§ Records provided
==================================================
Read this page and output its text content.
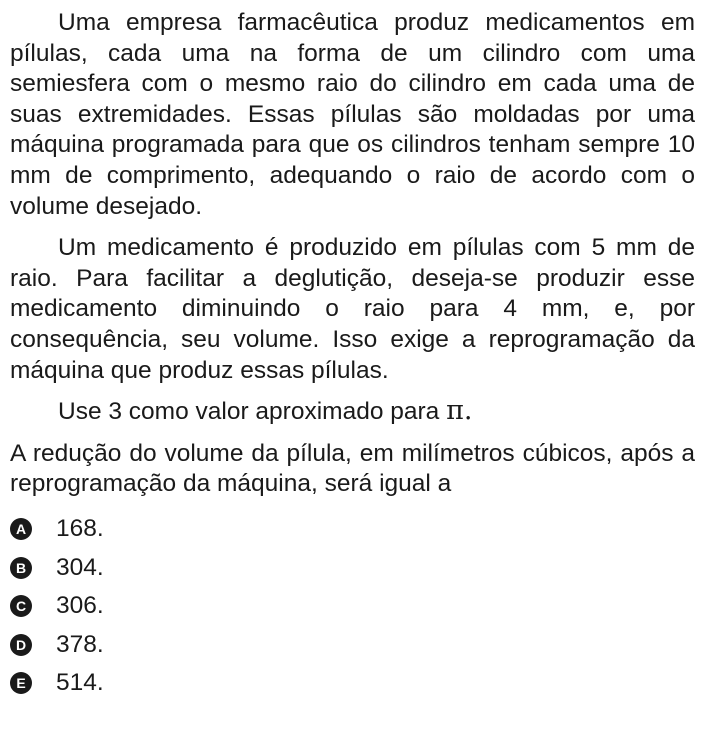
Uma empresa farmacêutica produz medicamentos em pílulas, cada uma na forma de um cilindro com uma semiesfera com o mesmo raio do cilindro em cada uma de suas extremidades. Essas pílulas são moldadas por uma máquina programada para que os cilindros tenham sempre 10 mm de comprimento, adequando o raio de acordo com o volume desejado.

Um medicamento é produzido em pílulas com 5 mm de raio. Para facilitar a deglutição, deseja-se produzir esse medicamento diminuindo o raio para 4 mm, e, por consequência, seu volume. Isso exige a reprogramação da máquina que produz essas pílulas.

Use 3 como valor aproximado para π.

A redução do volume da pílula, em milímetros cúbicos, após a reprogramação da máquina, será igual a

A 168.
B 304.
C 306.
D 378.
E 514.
==================================================
§ Your goal
Pictures in the records above are left out; print everything else exactly as written.

§ Response for this exercise
Read this page and output its text content.
Uma empresa farmacêutica produz medicamentos em pílulas, cada uma na forma de um cilindro com uma semiesfera com o mesmo raio do cilindro em cada uma de suas extremidades. Essas pílulas são moldadas por uma máquina programada para que os cilindros tenham sempre 10 mm de comprimento, adequando o raio de acordo com o volume desejado.

Um medicamento é produzido em pílulas com 5 mm de raio. Para facilitar a deglutição, deseja-se produzir esse medicamento diminuindo o raio para 4 mm, e, por consequência, seu volume. Isso exige a reprogramação da máquina que produz essas pílulas.

Use 3 como valor aproximado para π.

A redução do volume da pílula, em milímetros cúbicos, após a reprogramação da máquina, será igual a

A 168.
B 304.
C 306.
D 378.
E 514.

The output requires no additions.